A block of data:

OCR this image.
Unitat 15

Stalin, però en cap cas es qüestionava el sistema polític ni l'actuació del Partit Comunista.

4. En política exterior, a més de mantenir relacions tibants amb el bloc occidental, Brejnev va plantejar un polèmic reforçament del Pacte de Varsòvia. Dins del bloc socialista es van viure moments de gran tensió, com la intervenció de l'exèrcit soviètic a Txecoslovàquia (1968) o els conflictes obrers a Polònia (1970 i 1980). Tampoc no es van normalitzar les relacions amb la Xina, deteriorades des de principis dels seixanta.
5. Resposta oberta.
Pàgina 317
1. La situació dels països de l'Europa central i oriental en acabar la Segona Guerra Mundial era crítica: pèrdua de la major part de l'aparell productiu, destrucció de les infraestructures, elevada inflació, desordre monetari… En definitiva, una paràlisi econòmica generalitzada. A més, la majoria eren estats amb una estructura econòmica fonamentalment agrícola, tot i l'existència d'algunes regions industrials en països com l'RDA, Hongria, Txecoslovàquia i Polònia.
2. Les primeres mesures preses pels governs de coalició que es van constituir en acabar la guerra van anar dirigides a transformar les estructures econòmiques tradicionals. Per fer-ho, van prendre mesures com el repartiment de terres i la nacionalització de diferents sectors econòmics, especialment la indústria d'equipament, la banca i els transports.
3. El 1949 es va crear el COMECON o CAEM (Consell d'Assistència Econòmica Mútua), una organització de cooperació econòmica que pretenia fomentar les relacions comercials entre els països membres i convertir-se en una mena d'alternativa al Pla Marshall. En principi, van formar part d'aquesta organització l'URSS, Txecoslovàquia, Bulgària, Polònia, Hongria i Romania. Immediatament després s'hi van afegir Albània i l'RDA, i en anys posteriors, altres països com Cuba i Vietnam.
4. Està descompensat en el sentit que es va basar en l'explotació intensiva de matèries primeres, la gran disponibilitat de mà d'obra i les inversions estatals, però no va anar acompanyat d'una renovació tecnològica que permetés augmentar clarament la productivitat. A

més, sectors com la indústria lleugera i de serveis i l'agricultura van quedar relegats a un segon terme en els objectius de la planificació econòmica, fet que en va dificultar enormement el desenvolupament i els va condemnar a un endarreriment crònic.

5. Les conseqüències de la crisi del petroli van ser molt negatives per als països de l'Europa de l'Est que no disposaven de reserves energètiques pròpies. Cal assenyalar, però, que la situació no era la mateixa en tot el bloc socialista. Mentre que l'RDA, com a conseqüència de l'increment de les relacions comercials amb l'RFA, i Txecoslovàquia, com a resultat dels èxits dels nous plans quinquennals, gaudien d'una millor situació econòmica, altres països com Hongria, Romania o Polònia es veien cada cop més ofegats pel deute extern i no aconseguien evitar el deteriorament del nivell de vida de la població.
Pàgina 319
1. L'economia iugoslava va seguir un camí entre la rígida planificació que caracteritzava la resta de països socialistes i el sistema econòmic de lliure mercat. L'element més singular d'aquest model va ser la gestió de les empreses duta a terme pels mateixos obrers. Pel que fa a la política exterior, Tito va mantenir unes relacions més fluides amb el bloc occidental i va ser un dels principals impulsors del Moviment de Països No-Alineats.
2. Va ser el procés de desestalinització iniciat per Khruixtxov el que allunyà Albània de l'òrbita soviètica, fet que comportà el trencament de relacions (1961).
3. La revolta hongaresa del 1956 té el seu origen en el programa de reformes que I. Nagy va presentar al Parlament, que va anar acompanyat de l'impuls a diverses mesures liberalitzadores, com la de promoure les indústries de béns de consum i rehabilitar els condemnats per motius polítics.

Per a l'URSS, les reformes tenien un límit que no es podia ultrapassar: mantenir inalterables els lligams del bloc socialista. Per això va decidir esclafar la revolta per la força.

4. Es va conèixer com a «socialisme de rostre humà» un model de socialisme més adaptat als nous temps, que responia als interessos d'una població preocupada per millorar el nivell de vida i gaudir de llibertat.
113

* [YOUR GOAL] Where a line of the entries contains the word "occidental", copy that line.

* [THE ANSWER]
4. En política exterior, a més de mantenir relacions tibants amb el bloc occidental, Brejnev va plantejar un polèmic reforçament del Pacte de Varsòvia. Dins del bloc socialista es van viure moments de gran tensió, com la intervenció de l'exèrcit soviètic a Txecoslovàquia (1968) o els conflictes obrers a Polònia (1970 i 1980). Tampoc no es van normalitzar les relacions amb la Xina, deteriorades des de principis dels seixanta.
1. L'economia iugoslava va seguir un camí entre la rígida planificació que caracteritzava la resta de països socialistes i el sistema econòmic de lliure mercat. L'element més singular d'aquest model va ser la gestió de les empreses duta a terme pels mateixos obrers. Pel que fa a la política exterior, Tito va mantenir unes relacions més fluides amb el bloc occidental i va ser un dels principals impulsors del Moviment de Països No-Alineats.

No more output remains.